Scan the entries below for the word "Chhattishgarh". Copy each line that has it.

* START DATA FOR PROCESSING *

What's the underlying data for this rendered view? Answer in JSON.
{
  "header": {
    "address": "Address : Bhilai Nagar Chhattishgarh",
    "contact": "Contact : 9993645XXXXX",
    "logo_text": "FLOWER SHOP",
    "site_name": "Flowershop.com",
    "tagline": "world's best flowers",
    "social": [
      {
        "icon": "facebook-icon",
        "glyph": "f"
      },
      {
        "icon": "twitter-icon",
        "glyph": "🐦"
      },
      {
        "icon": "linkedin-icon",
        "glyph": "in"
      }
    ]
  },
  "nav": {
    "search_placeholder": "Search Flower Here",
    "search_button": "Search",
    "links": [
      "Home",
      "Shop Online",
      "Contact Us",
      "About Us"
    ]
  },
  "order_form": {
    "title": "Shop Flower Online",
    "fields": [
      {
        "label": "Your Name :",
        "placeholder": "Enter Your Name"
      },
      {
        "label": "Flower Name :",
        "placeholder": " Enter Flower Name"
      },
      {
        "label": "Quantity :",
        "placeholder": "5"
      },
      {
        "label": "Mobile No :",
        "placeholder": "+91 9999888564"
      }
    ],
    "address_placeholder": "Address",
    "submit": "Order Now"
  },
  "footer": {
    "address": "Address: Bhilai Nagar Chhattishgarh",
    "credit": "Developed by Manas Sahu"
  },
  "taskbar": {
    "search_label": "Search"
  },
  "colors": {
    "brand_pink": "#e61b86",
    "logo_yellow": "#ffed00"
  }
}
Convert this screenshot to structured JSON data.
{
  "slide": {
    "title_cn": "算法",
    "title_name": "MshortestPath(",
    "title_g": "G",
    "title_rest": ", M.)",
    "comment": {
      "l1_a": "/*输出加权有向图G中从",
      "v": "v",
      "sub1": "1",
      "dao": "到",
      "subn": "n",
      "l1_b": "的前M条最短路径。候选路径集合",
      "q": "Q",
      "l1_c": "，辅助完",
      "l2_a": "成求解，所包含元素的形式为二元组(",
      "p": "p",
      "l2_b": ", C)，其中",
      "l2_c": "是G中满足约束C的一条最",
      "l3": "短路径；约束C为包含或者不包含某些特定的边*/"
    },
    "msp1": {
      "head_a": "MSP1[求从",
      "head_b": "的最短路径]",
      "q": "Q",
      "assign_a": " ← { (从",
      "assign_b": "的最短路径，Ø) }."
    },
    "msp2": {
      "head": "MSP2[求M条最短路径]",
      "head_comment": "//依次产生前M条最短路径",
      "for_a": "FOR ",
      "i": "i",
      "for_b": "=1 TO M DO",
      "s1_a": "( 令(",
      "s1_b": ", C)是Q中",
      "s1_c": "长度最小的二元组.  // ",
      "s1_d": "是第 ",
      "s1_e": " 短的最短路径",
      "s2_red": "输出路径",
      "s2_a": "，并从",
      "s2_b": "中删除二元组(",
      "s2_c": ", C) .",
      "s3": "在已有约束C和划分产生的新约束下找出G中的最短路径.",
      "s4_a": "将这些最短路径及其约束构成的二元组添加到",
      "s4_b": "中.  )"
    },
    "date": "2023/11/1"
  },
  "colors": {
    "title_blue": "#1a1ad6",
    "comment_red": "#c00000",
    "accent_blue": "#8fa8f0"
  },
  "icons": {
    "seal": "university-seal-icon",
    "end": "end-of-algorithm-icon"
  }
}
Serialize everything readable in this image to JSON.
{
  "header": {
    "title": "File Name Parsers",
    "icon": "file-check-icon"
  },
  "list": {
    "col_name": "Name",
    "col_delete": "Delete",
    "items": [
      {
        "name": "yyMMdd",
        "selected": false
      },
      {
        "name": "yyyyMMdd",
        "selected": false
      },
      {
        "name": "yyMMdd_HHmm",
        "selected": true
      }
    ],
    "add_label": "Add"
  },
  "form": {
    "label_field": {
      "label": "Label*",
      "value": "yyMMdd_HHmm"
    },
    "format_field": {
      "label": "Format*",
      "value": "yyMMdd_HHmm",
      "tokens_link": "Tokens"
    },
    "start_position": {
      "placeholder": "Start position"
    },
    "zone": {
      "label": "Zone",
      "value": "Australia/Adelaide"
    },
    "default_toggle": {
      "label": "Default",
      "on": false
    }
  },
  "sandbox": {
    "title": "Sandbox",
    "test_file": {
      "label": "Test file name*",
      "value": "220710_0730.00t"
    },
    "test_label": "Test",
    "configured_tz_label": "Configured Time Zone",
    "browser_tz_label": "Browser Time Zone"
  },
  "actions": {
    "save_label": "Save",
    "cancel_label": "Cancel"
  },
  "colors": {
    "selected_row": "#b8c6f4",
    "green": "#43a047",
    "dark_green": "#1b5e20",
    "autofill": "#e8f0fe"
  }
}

* END DATA FOR PROCESSING *

FULL SOLUTION –
    "address": "Address : Bhilai Nagar Chhattishgarh",
    "address": "Address: Bhilai Nagar Chhattishgarh",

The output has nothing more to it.